• [Direction 1] Copy the entries exactly as they appear, from the first line of the entries through the line that contains "The occupant compartment 14 is at (822, 593).".

• [Excerpt provided]

=-=-=-=-=

Using colour to create the illusion of depth

The term Chromo-stereoscopy means stereo-vision (depth perception) through colour. The principle is to produce an image where depth is coded by colour. By watching the image with special glasses, the colours are decoded into depth perception, such that features of a certain colour appear at a certain depth. The principle of using colour for depth perception dates back to the theory of Einthoven in 1885.
The method has been made easily available by Steenblik, R.A.: U.S. Patent No. 4-397-634 and are available commercially as 3D Chromadepth glasses, made by Chromatek.
The key to understanding this 3d technique are the special glasses. The micro-optics of each pair of glasses contains the action of two back to back prisms, which point opposite directions. One prism is a highly chromatic dispersive prism, the other a low chromatic dispersive prism. The key is to have the dispersive characteristics of the two prisms as contrasting as possible. We call such a pairing of prisms a superchromatic prism. The highly dispersive prism separates the colours, and the low dispersive prism ensures the rays reach the eye.
The two figures on the right show the action of the superchromatic prism, where the two prisms may be interchanged.

1. A superchromatic prism
(low before high dispersion: red deeper than blue)
2. A superchromatic prism
(low before high dispersion: blue deeper than red)

With a pair of superchromatic prisms (the case with high before low dispersive action are used), depth can be simulated with colour. A red image appears to the front of the real image, and a blue image appears further away than the real image.

Superchromatic glasses, which make a red image appear closer and a blue image appear farther.

The normal red an blue rays have been shifted parallel from the white ray for clarity.

In order for the depth to become clear, the colour needs to contrast with a background colour. For the RGB (Red-Green-Blue) colour scale, the background colour is black. For the CMY (Cyan-Magenta-Yellow) colour scale, the background colour is white. The CMY colours are simply the complement colours to RGB in the colour cube. The middleground colour is the complemtary colour of the background colour and appears at the average depth of the image. For the RGB colourtable black is background and white is middleground. For the CMY colourtable the roles are reversed.

Download a colour-table, which is linear in depth (not in RGB scaling): RGBpalette

1. Red-Green-Blue colours on a black background

2. Cyan-Magenta-Yellow colours on a white background

The background and middleground colours are vital for the perception of depth in the technique of chromo-stereoscopy. Darkening a colour (e.g. RGB(FF,00,00) to RGB(55,00,00)) will pull it to the background, independent of colour.

Brightening a colour (e.g. RGB(FF,00,00) to RGB(FF,55,55)) will pull it to the middleground. Colours which appear in the foreground will be pulled deeper, and colours in the background will be pulled forward.

3. Darkening a colour draws it to the background.

4. Brightening a colour draws it to the middleground.

=-=-=-=-=

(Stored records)
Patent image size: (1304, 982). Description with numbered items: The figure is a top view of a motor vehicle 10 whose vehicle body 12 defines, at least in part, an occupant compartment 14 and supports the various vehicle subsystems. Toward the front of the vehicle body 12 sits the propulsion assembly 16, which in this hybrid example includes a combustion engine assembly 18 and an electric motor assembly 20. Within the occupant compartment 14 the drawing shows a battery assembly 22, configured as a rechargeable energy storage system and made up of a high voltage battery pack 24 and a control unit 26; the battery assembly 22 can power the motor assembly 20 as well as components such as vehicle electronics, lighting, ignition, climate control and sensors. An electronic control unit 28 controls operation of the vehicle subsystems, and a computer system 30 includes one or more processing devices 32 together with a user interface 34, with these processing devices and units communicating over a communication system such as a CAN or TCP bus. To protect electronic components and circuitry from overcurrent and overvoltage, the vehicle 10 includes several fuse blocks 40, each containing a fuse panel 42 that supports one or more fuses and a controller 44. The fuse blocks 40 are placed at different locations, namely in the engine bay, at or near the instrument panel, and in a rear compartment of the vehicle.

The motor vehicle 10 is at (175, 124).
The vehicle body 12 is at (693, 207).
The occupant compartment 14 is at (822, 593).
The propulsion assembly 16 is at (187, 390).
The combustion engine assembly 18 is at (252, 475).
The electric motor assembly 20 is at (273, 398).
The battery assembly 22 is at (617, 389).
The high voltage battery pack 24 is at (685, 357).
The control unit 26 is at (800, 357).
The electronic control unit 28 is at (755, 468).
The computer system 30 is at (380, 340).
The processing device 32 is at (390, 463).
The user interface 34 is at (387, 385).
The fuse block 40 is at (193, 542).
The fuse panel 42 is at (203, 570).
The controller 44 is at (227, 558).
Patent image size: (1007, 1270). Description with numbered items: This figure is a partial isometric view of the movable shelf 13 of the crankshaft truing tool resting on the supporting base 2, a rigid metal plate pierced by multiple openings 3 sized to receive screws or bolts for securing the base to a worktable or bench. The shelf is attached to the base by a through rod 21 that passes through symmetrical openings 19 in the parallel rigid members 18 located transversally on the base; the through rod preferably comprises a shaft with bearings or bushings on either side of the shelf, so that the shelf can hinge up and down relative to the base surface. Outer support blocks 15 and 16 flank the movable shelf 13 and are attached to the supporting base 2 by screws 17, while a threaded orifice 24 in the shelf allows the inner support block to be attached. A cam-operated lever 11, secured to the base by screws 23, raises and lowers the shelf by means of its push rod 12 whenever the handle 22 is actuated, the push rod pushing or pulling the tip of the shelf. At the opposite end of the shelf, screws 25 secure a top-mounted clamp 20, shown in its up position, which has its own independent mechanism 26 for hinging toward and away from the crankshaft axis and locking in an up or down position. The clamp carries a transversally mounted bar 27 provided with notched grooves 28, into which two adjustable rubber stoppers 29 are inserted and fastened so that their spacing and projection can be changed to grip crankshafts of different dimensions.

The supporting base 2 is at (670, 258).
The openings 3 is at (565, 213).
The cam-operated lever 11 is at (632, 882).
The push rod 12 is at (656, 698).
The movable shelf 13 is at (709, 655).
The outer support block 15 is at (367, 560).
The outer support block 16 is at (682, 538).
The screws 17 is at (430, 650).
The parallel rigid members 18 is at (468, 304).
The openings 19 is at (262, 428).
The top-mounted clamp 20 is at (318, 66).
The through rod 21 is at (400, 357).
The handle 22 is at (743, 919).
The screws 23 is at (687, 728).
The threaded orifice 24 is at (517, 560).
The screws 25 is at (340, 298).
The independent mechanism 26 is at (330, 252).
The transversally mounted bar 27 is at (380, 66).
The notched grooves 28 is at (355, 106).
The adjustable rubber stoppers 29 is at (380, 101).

=-=-=-=-=

• [Direction 2] According to the excerpt on chromo-stereoscopy, what is the background color for the CMY color scale?

• [Written response 1]
Patent image size: (1304, 982). Description with numbered items: The figure is a top view of a motor vehicle 10 whose vehicle body 12 defines, at least in part, an occupant compartment 14 and supports the various vehicle subsystems. Toward the front of the vehicle body 12 sits the propulsion assembly 16, which in this hybrid example includes a combustion engine assembly 18 and an electric motor assembly 20. Within the occupant compartment 14 the drawing shows a battery assembly 22, configured as a rechargeable energy storage system and made up of a high voltage battery pack 24 and a control unit 26; the battery assembly 22 can power the motor assembly 20 as well as components such as vehicle electronics, lighting, ignition, climate control and sensors. An electronic control unit 28 controls operation of the vehicle subsystems, and a computer system 30 includes one or more processing devices 32 together with a user interface 34, with these processing devices and units communicating over a communication system such as a CAN or TCP bus. To protect electronic components and circuitry from overcurrent and overvoltage, the vehicle 10 includes several fuse blocks 40, each containing a fuse panel 42 that supports one or more fuses and a controller 44. The fuse blocks 40 are placed at different locations, namely in the engine bay, at or near the instrument panel, and in a rear compartment of the vehicle.

The motor vehicle 10 is at (175, 124).
The vehicle body 12 is at (693, 207).
The occupant compartment 14 is at (822, 593).

• [Written response 2] White.